> [PROBLEM REQUIREMENTS]
Check every line of the entries for "level", and copy the lines that hold it.
▼▼▼
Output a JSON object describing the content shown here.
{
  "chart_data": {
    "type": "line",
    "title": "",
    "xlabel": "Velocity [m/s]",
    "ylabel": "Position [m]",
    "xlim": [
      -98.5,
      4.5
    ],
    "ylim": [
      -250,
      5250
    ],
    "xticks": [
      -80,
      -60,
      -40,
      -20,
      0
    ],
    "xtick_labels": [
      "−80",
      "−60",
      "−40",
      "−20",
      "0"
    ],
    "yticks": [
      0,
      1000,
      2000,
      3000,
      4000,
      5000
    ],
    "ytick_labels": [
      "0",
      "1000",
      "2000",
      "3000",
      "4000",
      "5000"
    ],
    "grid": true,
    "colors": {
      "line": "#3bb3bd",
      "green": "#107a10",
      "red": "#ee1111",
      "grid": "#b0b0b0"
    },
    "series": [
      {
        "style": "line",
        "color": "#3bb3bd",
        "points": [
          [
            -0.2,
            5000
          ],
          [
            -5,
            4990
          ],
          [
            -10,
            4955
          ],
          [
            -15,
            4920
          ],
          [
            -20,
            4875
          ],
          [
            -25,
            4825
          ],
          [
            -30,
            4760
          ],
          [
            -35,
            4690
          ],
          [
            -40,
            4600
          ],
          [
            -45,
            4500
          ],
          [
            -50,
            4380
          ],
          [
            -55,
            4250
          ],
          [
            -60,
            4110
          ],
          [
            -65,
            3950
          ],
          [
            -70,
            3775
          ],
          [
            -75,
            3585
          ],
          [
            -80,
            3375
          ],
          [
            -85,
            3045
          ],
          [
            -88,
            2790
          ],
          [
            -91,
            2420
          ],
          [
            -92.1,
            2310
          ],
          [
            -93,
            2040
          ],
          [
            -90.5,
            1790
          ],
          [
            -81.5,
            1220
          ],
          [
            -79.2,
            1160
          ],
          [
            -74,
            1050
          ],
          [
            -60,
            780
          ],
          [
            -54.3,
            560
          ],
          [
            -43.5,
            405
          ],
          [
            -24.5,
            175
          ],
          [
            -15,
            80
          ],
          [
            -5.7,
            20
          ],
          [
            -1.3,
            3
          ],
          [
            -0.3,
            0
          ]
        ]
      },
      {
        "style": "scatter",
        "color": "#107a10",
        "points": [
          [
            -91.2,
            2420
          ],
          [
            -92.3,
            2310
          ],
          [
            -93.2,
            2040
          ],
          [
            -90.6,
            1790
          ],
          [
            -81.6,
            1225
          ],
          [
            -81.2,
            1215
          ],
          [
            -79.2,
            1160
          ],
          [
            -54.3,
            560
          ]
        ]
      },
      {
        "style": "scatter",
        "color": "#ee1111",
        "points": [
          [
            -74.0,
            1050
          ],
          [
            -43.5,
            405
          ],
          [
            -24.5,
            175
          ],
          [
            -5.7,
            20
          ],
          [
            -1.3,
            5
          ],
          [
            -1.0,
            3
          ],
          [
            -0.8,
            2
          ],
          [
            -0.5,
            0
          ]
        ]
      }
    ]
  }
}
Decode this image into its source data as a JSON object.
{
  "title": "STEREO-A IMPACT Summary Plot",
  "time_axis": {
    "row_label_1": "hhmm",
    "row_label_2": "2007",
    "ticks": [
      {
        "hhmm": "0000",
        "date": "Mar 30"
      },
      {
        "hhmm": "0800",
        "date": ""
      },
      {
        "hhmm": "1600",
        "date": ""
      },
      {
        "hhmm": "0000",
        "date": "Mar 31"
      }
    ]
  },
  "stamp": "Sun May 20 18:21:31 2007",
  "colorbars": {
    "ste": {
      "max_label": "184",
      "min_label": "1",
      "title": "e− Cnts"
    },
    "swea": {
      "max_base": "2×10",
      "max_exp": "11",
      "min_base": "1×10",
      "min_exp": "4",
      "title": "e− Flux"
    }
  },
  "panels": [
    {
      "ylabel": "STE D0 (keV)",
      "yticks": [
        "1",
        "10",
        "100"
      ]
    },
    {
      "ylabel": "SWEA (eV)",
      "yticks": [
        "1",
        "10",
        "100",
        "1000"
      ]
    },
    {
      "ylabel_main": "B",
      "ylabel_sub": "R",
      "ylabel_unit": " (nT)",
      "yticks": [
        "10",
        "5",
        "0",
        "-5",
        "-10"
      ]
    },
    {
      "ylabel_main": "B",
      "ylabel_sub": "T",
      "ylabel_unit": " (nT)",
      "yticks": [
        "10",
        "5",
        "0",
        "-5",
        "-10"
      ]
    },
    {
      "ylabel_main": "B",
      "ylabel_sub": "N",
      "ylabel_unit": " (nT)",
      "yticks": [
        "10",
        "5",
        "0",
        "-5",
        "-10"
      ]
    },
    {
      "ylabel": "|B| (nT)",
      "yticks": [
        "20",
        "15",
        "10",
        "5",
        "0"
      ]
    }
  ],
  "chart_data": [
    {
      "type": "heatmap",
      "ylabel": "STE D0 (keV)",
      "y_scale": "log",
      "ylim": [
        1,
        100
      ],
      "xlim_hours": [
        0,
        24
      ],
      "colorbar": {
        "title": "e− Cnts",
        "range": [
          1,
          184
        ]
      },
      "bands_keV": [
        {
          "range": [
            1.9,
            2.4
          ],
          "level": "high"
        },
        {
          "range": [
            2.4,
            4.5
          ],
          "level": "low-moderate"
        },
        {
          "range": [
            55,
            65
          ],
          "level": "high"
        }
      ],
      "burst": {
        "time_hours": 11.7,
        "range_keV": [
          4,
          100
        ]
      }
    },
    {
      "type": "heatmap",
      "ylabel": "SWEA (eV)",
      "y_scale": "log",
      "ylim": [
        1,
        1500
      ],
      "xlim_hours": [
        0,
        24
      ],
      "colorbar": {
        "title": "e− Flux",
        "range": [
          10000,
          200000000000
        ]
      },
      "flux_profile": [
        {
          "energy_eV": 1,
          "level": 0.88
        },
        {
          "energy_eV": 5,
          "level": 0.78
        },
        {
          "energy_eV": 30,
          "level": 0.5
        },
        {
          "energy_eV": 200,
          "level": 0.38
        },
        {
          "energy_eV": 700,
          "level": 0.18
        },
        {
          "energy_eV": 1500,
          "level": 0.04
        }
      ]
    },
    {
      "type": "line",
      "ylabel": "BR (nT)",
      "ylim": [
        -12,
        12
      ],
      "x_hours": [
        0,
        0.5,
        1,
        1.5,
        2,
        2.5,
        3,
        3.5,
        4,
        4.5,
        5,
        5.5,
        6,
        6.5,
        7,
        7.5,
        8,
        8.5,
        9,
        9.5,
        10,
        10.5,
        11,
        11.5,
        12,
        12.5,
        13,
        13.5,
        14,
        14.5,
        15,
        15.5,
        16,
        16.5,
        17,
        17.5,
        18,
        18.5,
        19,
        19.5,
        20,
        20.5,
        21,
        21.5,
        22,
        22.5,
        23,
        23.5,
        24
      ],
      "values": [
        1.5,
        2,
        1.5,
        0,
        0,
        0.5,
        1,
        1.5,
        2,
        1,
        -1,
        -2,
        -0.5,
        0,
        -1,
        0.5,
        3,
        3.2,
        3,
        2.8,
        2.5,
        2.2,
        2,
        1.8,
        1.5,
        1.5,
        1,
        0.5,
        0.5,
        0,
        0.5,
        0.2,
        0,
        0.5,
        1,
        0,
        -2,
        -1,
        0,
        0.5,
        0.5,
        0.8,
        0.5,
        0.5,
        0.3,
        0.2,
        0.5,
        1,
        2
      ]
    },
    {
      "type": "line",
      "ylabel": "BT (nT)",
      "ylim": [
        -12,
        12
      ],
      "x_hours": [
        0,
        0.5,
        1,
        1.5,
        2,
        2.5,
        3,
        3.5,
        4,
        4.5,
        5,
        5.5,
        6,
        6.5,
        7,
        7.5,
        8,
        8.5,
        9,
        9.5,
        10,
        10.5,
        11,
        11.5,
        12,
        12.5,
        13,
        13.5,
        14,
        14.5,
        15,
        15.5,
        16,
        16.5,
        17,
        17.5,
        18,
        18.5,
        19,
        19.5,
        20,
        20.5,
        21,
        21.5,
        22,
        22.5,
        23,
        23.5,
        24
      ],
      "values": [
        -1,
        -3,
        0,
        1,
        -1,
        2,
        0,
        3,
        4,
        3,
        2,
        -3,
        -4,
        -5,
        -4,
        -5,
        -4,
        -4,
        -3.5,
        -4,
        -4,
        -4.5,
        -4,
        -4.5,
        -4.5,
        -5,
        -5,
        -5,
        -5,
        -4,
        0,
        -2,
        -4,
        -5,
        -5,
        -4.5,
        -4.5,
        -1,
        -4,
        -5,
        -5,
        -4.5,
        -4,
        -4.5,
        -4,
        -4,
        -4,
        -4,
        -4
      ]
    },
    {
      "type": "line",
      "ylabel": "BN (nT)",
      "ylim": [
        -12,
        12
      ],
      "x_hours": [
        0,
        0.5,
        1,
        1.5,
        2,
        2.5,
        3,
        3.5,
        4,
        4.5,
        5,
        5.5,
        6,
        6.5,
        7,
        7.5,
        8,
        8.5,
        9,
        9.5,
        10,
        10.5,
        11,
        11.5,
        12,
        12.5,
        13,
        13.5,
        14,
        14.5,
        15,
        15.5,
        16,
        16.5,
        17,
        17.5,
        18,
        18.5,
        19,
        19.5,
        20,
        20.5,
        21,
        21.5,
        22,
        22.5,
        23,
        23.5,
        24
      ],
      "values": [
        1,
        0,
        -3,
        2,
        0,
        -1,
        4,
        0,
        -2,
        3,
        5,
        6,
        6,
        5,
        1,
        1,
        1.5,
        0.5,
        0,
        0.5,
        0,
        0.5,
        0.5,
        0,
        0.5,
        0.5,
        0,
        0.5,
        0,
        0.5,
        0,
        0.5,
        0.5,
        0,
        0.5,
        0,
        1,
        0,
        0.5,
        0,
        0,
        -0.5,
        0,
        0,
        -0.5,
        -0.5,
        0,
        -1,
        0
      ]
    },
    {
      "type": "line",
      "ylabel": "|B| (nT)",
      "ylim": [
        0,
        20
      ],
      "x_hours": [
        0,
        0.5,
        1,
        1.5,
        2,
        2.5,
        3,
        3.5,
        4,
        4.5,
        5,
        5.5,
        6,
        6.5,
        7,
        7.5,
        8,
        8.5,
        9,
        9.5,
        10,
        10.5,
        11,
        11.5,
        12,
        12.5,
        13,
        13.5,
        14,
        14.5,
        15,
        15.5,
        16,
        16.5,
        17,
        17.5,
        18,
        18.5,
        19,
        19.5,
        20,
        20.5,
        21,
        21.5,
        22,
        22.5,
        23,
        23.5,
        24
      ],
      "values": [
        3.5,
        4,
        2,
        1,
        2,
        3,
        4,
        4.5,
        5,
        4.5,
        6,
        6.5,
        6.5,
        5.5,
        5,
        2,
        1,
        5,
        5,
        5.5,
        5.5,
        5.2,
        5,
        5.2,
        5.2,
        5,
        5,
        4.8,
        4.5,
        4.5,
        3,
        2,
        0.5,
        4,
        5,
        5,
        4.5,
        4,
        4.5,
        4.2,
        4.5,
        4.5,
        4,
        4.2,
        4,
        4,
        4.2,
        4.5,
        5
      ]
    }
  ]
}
▲▲▲
> [COMPLETE ANSWER]
          "level": "high"
          "level": "low-moderate"
          "level": "high"
          "level": 0.88
          "level": 0.78
          "level": 0.5
          "level": 0.38
          "level": 0.18
          "level": 0.04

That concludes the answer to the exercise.